Aim of the exercise:
Scan the records for the word "text". Copy each line that includes it.

Given data:
========================================

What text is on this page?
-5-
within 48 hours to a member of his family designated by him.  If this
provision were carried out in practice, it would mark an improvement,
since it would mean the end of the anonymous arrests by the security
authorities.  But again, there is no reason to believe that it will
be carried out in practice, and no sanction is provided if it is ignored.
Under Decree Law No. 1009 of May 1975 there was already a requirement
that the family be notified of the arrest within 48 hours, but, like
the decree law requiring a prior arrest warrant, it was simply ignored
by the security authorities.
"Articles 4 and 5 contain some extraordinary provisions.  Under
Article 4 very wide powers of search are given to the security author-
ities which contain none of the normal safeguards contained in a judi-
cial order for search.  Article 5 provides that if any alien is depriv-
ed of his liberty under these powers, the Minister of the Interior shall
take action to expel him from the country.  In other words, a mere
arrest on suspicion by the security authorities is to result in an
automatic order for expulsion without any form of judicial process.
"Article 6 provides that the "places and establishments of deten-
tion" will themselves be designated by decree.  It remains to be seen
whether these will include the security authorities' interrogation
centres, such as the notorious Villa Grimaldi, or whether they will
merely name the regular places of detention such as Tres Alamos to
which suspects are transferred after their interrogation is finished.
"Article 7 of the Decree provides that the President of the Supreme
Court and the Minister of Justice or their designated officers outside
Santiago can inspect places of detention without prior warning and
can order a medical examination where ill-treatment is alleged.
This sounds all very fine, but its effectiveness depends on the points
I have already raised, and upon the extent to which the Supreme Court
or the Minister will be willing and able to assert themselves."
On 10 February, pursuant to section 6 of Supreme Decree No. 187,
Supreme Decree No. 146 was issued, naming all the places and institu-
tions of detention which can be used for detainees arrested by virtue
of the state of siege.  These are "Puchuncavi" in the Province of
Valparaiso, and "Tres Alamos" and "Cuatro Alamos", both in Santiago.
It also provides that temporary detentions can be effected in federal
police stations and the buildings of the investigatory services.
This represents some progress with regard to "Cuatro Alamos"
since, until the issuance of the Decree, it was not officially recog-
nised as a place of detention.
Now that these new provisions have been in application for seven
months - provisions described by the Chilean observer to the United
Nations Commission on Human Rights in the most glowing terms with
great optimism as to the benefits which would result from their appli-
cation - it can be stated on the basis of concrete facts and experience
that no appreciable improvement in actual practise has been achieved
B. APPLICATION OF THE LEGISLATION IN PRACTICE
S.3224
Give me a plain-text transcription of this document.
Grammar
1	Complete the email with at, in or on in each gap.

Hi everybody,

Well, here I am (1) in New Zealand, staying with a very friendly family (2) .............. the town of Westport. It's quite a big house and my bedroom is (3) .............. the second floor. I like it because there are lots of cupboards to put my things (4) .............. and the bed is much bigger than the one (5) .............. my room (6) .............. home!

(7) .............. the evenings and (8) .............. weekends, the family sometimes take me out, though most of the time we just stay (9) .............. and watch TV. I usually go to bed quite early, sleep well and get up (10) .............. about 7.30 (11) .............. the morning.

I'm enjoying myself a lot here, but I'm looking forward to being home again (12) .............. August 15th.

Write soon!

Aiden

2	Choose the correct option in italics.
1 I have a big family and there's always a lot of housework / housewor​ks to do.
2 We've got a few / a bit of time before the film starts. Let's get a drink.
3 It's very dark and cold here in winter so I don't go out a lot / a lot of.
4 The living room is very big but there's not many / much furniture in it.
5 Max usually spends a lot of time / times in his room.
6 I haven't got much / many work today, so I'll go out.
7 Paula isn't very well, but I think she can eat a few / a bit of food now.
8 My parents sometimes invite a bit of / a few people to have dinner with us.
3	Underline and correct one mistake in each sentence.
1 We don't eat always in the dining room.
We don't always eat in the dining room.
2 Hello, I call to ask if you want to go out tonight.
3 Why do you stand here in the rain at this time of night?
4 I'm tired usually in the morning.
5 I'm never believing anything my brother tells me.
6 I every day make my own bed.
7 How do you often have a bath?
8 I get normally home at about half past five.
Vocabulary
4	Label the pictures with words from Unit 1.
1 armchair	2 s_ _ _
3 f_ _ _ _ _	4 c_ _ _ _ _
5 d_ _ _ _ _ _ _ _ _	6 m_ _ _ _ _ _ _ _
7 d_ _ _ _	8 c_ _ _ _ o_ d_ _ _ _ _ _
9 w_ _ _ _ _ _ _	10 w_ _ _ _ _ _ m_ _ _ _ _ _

========================================

Reply:
What text is on this page?
Give me a plain-text transcription of this document.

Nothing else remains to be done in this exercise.